TASK INSTRUCTIONS ▸
Print the listing below in its entirety, character for character.
----
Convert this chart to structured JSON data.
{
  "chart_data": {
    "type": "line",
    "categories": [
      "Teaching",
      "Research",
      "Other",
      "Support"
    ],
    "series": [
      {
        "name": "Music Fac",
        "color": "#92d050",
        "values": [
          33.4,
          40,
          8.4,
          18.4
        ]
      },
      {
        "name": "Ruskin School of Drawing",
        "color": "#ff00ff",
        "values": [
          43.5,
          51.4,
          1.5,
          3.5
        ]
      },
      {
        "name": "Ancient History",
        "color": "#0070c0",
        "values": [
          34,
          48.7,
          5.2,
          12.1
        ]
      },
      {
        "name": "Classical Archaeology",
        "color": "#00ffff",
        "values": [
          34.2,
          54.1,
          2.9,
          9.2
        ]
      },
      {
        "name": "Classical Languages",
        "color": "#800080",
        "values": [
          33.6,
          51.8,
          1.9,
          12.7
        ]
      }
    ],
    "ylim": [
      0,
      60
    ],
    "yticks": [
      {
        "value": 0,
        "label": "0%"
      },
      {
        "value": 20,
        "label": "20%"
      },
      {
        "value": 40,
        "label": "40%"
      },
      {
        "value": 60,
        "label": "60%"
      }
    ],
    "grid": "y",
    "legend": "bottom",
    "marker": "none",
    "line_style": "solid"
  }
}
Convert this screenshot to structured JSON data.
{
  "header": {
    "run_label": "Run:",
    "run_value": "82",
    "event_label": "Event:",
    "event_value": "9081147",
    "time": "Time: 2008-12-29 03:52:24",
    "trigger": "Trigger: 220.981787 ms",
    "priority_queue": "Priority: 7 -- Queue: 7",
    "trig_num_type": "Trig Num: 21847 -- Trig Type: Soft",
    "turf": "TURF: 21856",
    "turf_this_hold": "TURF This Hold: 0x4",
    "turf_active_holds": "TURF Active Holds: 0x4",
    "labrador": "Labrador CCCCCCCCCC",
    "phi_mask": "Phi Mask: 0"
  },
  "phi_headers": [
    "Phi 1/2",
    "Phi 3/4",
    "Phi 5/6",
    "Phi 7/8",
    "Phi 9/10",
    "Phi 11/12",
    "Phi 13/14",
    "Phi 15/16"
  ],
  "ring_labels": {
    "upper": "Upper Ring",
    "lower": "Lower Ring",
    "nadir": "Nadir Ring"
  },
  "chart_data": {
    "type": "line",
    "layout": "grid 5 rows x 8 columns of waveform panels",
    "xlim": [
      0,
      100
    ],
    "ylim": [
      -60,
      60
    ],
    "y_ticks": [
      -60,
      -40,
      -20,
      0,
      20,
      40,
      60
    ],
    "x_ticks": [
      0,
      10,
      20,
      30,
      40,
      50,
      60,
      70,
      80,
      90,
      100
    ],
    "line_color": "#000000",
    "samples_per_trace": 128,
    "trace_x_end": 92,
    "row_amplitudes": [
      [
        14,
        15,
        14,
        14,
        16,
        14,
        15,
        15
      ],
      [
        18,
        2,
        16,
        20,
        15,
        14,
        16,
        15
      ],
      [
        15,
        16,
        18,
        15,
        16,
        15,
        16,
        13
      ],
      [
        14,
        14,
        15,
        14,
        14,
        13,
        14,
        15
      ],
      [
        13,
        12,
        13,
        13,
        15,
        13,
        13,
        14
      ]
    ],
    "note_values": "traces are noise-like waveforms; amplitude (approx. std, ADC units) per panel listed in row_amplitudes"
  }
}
----
RESULT ▸
Convert this chart to structured JSON data.
{
  "chart_data": {
    "type": "line",
    "categories": [
      "Teaching",
      "Research",
      "Other",
      "Support"
    ],
    "series": [
      {
        "name": "Music Fac",
        "color": "#92d050",
        "values": [
          33.4,
          40,
          8.4,
          18.4
        ]
      },
      {
        "name": "Ruskin School of Drawing",
        "color": "#ff00ff",
        "values": [
          43.5,
          51.4,
          1.5,
          3.5
        ]
      },
      {
        "name": "Ancient History",
        "color": "#0070c0",
        "values": [
          34,
          48.7,
          5.2,
          12.1
        ]
      },
      {
        "name": "Classical Archaeology",
        "color": "#00ffff",
        "values": [
          34.2,
          54.1,
          2.9,
          9.2
        ]
      },
      {
        "name": "Classical Languages",
        "color": "#800080",
        "values": [
          33.6,
          51.8,
          1.9,
          12.7
        ]
      }
    ],
    "ylim": [
      0,
      60
    ],
    "yticks": [
      {
        "value": 0,
        "label": "0%"
      },
      {
        "value": 20,
        "label": "20%"
      },
      {
        "value": 40,
        "label": "40%"
      },
      {
        "value": 60,
        "label": "60%"
      }
    ],
    "grid": "y",
    "legend": "bottom",
    "marker": "none",
    "line_style": "solid"
  }
}
Convert this screenshot to structured JSON data.
{
  "header": {
    "run_label": "Run:",
    "run_value": "82",
    "event_label": "Event:",
    "event_value": "9081147",
    "time": "Time: 2008-12-29 03:52:24",
    "trigger": "Trigger: 220.981787 ms",
    "priority_queue": "Priority: 7 -- Queue: 7",
    "trig_num_type": "Trig Num: 21847 -- Trig Type: Soft",
    "turf": "TURF: 21856",
    "turf_this_hold": "TURF This Hold: 0x4",
    "turf_active_holds": "TURF Active Holds: 0x4",
    "labrador": "Labrador CCCCCCCCCC",
    "phi_mask": "Phi Mask: 0"
  },
  "phi_headers": [
    "Phi 1/2",
    "Phi 3/4",
    "Phi 5/6",
    "Phi 7/8",
    "Phi 9/10",
    "Phi 11/12",
    "Phi 13/14",
    "Phi 15/16"
  ],
  "ring_labels": {
    "upper": "Upper Ring",
    "lower": "Lower Ring",
    "nadir": "Nadir Ring"
  },
  "chart_data": {
    "type": "line",
    "layout": "grid 5 rows x 8 columns of waveform panels",
    "xlim": [
      0,
      100
    ],
    "ylim": [
      -60,
      60
    ],
    "y_ticks": [
      -60,
      -40,
      -20,
      0,
      20,
      40,
      60
    ],
    "x_ticks": [
      0,
      10,
      20,
      30,
      40,
      50,
      60,
      70,
      80,
      90,
      100
    ],
    "line_color": "#000000",
    "samples_per_trace": 128,
    "trace_x_end": 92,
    "row_amplitudes": [
      [
        14,
        15,
        14,
        14,
        16,
        14,
        15,
        15
      ],
      [
        18,
        2,
        16,
        20,
        15,
        14,
        16,
        15
      ],
      [
        15,
        16,
        18,
        15,
        16,
        15,
        16,
        13
      ],
      [
        14,
        14,
        15,
        14,
        14,
        13,
        14,
        15
      ],
      [
        13,
        12,
        13,
        13,
        15,
        13,
        13,
        14
      ]
    ],
    "note_values": "traces are noise-like waveforms; amplitude (approx. std, ADC units) per panel listed in row_amplitudes"
  }
}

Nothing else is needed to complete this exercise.